Tally up how many lines in the listing below contain the string "annotations", and give only the total.

########

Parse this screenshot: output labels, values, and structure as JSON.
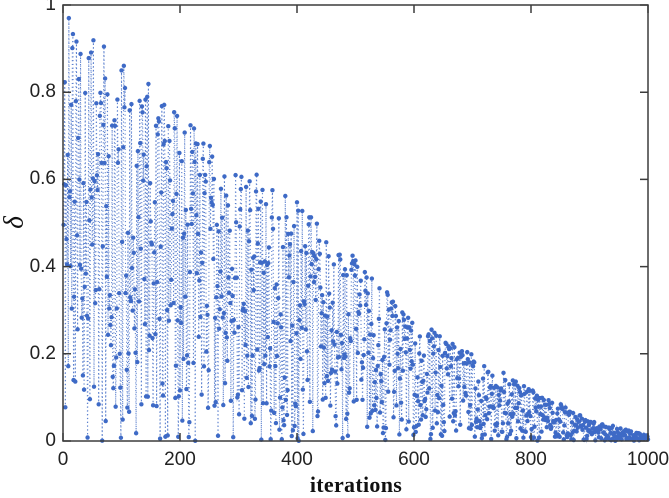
{
  "figure": {
    "background": "#ffffff",
    "axis_color": "#3c3c3c",
    "tick_label_color": "#222222",
    "series_color": "#3e6ac6"
  },
  "chart_data": {
    "type": "line",
    "style": "dotted connecting lines with filled circle markers (MATLAB-like stem appearance)",
    "title": "",
    "xlabel": "iterations",
    "ylabel": "δ",
    "xlim": [
      0,
      1000
    ],
    "ylim": [
      0,
      1
    ],
    "xticks": [
      0,
      200,
      400,
      600,
      800,
      1000
    ],
    "xtick_labels": [
      "0",
      "200",
      "400",
      "600",
      "800",
      "1000"
    ],
    "yticks": [
      0,
      0.2,
      0.4,
      0.6,
      0.8,
      1
    ],
    "ytick_labels": [
      "0",
      "0.2",
      "0.4",
      "0.6",
      "0.8",
      "1"
    ],
    "grid": false,
    "legend": null,
    "series": [
      {
        "name": "delta",
        "n_points": 1000,
        "seed": 11,
        "generation": "y[i] = envelope(x[i]) * u[i]; u ~ Uniform(0,1), ~8.5% of samples boosted to 0.78-1.0 of envelope (visible peak markers)",
        "envelope_x": [
          0,
          100,
          200,
          300,
          400,
          500,
          600,
          700,
          800,
          900,
          1000
        ],
        "envelope_y": [
          0.97,
          0.88,
          0.77,
          0.64,
          0.55,
          0.42,
          0.28,
          0.2,
          0.12,
          0.05,
          0.012
        ],
        "max_point": {
          "x": 10,
          "y": 0.97
        }
      }
    ]
  }
}
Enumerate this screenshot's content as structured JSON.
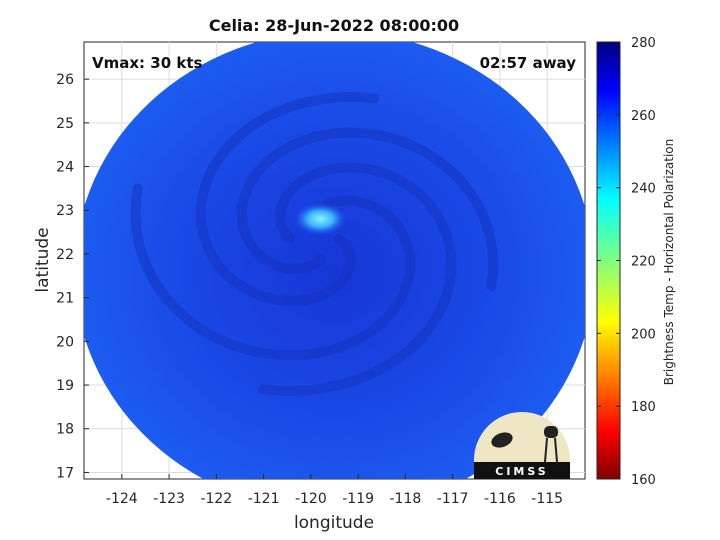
{
  "chart_data": {
    "type": "heatmap",
    "title": "Celia: 28-Jun-2022 08:00:00",
    "xlabel": "longitude",
    "ylabel": "latitude",
    "xlim": [
      -124.8,
      -114.2
    ],
    "ylim": [
      16.85,
      26.85
    ],
    "xticks": [
      -124,
      -123,
      -122,
      -121,
      -120,
      -119,
      -118,
      -117,
      -116,
      -115
    ],
    "yticks": [
      17,
      18,
      19,
      20,
      21,
      22,
      23,
      24,
      25,
      26
    ],
    "grid": true,
    "annotations": {
      "left": "Vmax: 30 kts",
      "right": "02:57 away"
    },
    "colorbar": {
      "label": "Brightness Temp - Horizontal Polarization",
      "range": [
        160,
        280
      ],
      "ticks": [
        160,
        180,
        200,
        220,
        240,
        260,
        280
      ],
      "colormap": "jet"
    },
    "swath": {
      "center": [
        -119.5,
        21.6
      ],
      "radius_deg": 5.5
    },
    "eye_warm_feature": {
      "center": [
        -119.8,
        22.8
      ],
      "value_approx": 245
    },
    "background_value_approx": 262,
    "spiral_band_value_approx": 270
  },
  "logo": {
    "text": "CIMSS"
  }
}
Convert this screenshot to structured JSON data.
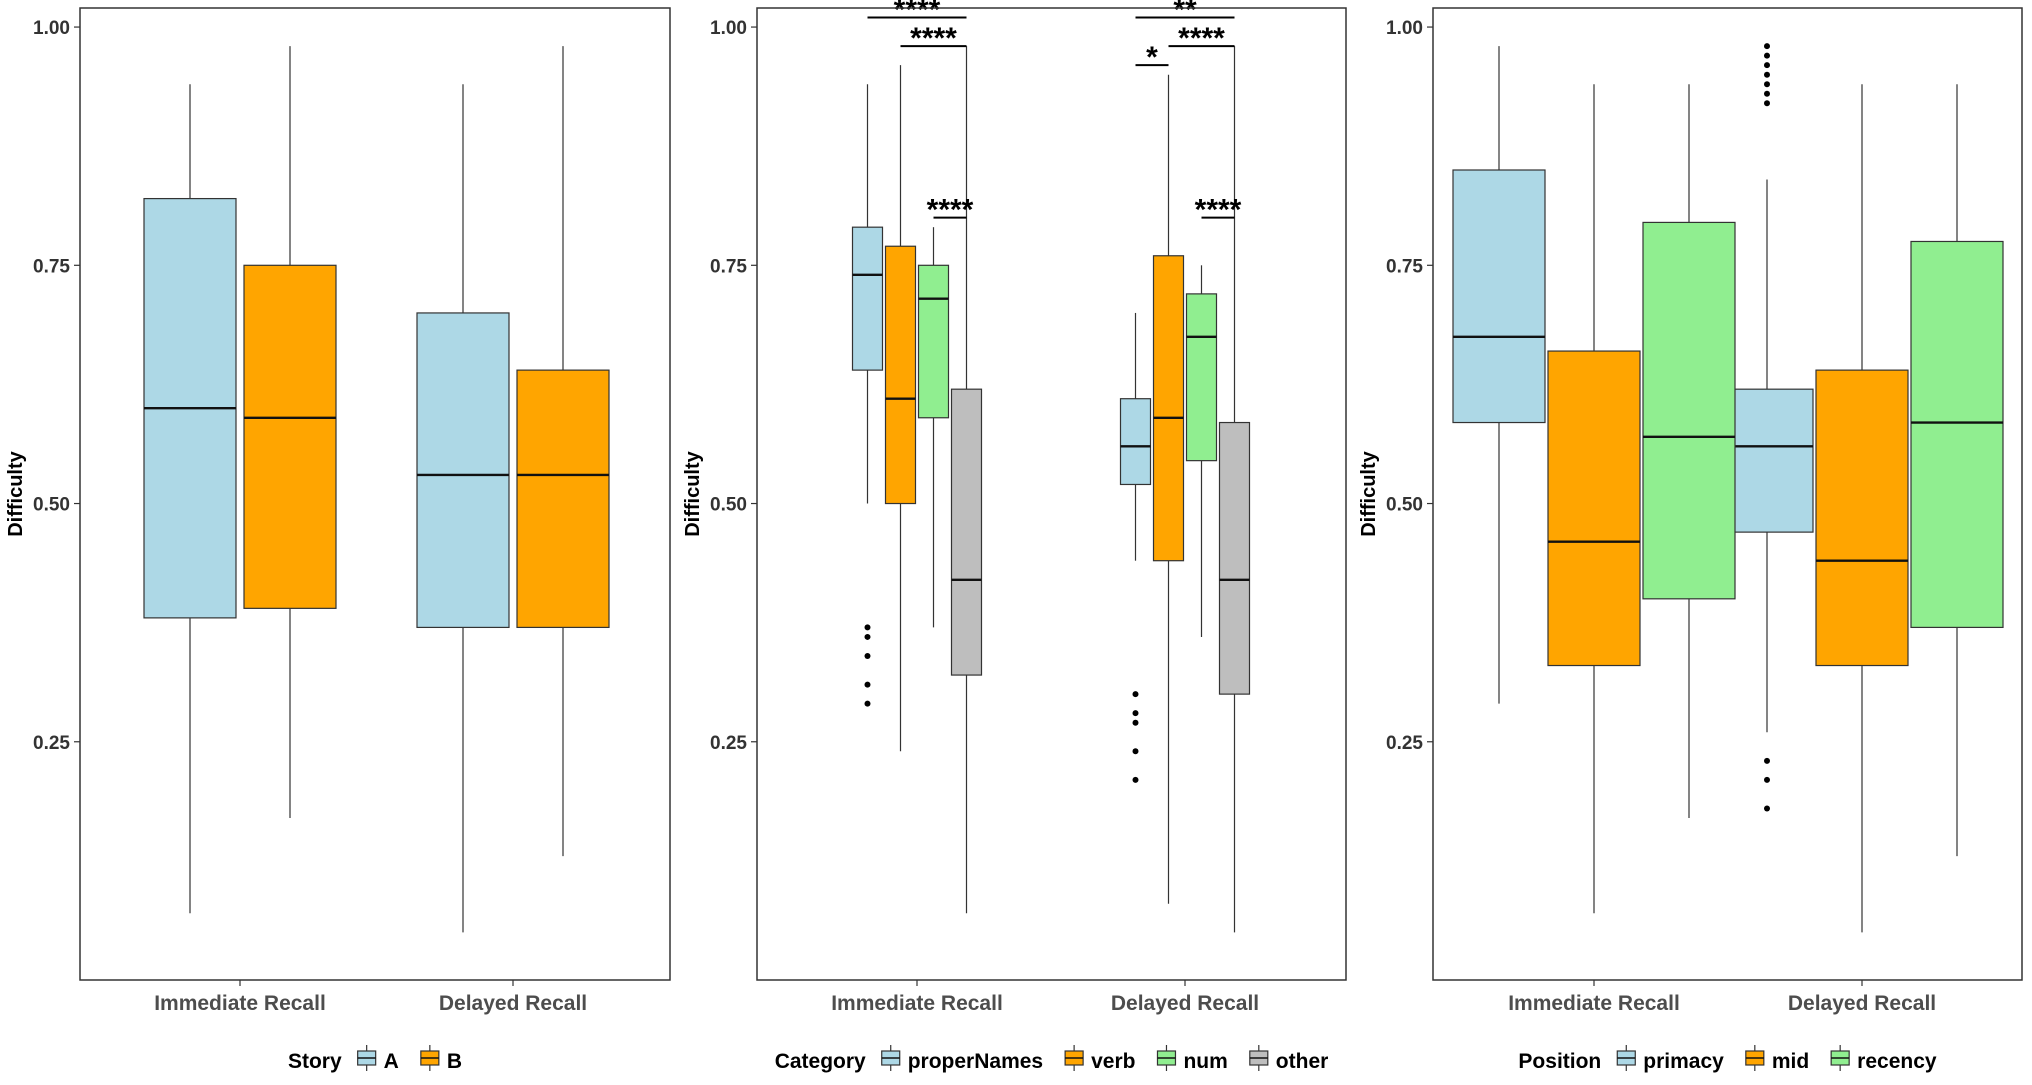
{
  "chart_data": [
    {
      "type": "boxplot",
      "ylabel": "Difficulty",
      "xlabel": "",
      "ylim": [
        0,
        1.02
      ],
      "yticks": [
        0.25,
        0.5,
        0.75,
        1.0
      ],
      "ytick_labels": [
        "0.25",
        "0.50",
        "0.75",
        "1.00"
      ],
      "categories": [
        "Immediate Recall",
        "Delayed Recall"
      ],
      "legend": {
        "title": "Story",
        "position": "bottom"
      },
      "series": [
        {
          "name": "A",
          "color": "#add8e6",
          "boxes": [
            {
              "min": 0.07,
              "q1": 0.38,
              "median": 0.6,
              "q3": 0.82,
              "max": 0.94,
              "outliers": []
            },
            {
              "min": 0.05,
              "q1": 0.37,
              "median": 0.53,
              "q3": 0.7,
              "max": 0.94,
              "outliers": []
            }
          ]
        },
        {
          "name": "B",
          "color": "#ffa500",
          "boxes": [
            {
              "min": 0.17,
              "q1": 0.39,
              "median": 0.59,
              "q3": 0.75,
              "max": 0.98,
              "outliers": []
            },
            {
              "min": 0.13,
              "q1": 0.37,
              "median": 0.53,
              "q3": 0.64,
              "max": 0.98,
              "outliers": []
            }
          ]
        }
      ],
      "annotations": []
    },
    {
      "type": "boxplot",
      "ylabel": "Difficulty",
      "xlabel": "",
      "ylim": [
        0,
        1.02
      ],
      "yticks": [
        0.25,
        0.5,
        0.75,
        1.0
      ],
      "ytick_labels": [
        "0.25",
        "0.50",
        "0.75",
        "1.00"
      ],
      "categories": [
        "Immediate Recall",
        "Delayed Recall"
      ],
      "legend": {
        "title": "Category",
        "position": "bottom"
      },
      "series": [
        {
          "name": "properNames",
          "color": "#add8e6",
          "boxes": [
            {
              "min": 0.5,
              "q1": 0.64,
              "median": 0.74,
              "q3": 0.79,
              "max": 0.94,
              "outliers": [
                0.37,
                0.36,
                0.34,
                0.31,
                0.29
              ]
            },
            {
              "min": 0.44,
              "q1": 0.52,
              "median": 0.56,
              "q3": 0.61,
              "max": 0.7,
              "outliers": [
                0.3,
                0.28,
                0.27,
                0.24,
                0.21
              ]
            }
          ]
        },
        {
          "name": "verb",
          "color": "#ffa500",
          "boxes": [
            {
              "min": 0.24,
              "q1": 0.5,
              "median": 0.61,
              "q3": 0.77,
              "max": 0.96,
              "outliers": []
            },
            {
              "min": 0.08,
              "q1": 0.44,
              "median": 0.59,
              "q3": 0.76,
              "max": 0.95,
              "outliers": []
            }
          ]
        },
        {
          "name": "num",
          "color": "#90ee90",
          "boxes": [
            {
              "min": 0.37,
              "q1": 0.59,
              "median": 0.715,
              "q3": 0.75,
              "max": 0.79,
              "outliers": []
            },
            {
              "min": 0.36,
              "q1": 0.545,
              "median": 0.675,
              "q3": 0.72,
              "max": 0.75,
              "outliers": []
            }
          ]
        },
        {
          "name": "other",
          "color": "#bebebe",
          "boxes": [
            {
              "min": 0.07,
              "q1": 0.32,
              "median": 0.42,
              "q3": 0.62,
              "max": 0.98,
              "outliers": []
            },
            {
              "min": 0.05,
              "q1": 0.3,
              "median": 0.42,
              "q3": 0.585,
              "max": 0.98,
              "outliers": []
            }
          ]
        }
      ],
      "annotations": [
        {
          "category": 0,
          "from": 0,
          "to": 3,
          "y": 1.01,
          "label": "****"
        },
        {
          "category": 0,
          "from": 1,
          "to": 3,
          "y": 0.98,
          "label": "****"
        },
        {
          "category": 0,
          "from": 2,
          "to": 3,
          "y": 0.8,
          "label": "****"
        },
        {
          "category": 1,
          "from": 0,
          "to": 3,
          "y": 1.01,
          "label": "**"
        },
        {
          "category": 1,
          "from": 1,
          "to": 3,
          "y": 0.98,
          "label": "****"
        },
        {
          "category": 1,
          "from": 0,
          "to": 1,
          "y": 0.96,
          "label": "*"
        },
        {
          "category": 1,
          "from": 2,
          "to": 3,
          "y": 0.8,
          "label": "****"
        }
      ]
    },
    {
      "type": "boxplot",
      "ylabel": "Difficulty",
      "xlabel": "",
      "ylim": [
        0,
        1.02
      ],
      "yticks": [
        0.25,
        0.5,
        0.75,
        1.0
      ],
      "ytick_labels": [
        "0.25",
        "0.50",
        "0.75",
        "1.00"
      ],
      "categories": [
        "Immediate Recall",
        "Delayed Recall"
      ],
      "legend": {
        "title": "Position",
        "position": "bottom"
      },
      "series": [
        {
          "name": "primacy",
          "color": "#add8e6",
          "boxes": [
            {
              "min": 0.29,
              "q1": 0.585,
              "median": 0.675,
              "q3": 0.85,
              "max": 0.98,
              "outliers": []
            },
            {
              "min": 0.26,
              "q1": 0.47,
              "median": 0.56,
              "q3": 0.62,
              "max": 0.84,
              "outliers": [
                0.98,
                0.97,
                0.96,
                0.95,
                0.94,
                0.93,
                0.92,
                0.23,
                0.21,
                0.18
              ]
            }
          ]
        },
        {
          "name": "mid",
          "color": "#ffa500",
          "boxes": [
            {
              "min": 0.07,
              "q1": 0.33,
              "median": 0.46,
              "q3": 0.66,
              "max": 0.94,
              "outliers": []
            },
            {
              "min": 0.05,
              "q1": 0.33,
              "median": 0.44,
              "q3": 0.64,
              "max": 0.94,
              "outliers": []
            }
          ]
        },
        {
          "name": "recency",
          "color": "#90ee90",
          "boxes": [
            {
              "min": 0.17,
              "q1": 0.4,
              "median": 0.57,
              "q3": 0.795,
              "max": 0.94,
              "outliers": []
            },
            {
              "min": 0.13,
              "q1": 0.37,
              "median": 0.585,
              "q3": 0.775,
              "max": 0.94,
              "outliers": []
            }
          ]
        }
      ],
      "annotations": []
    }
  ]
}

########

=== Completed exercise ===
4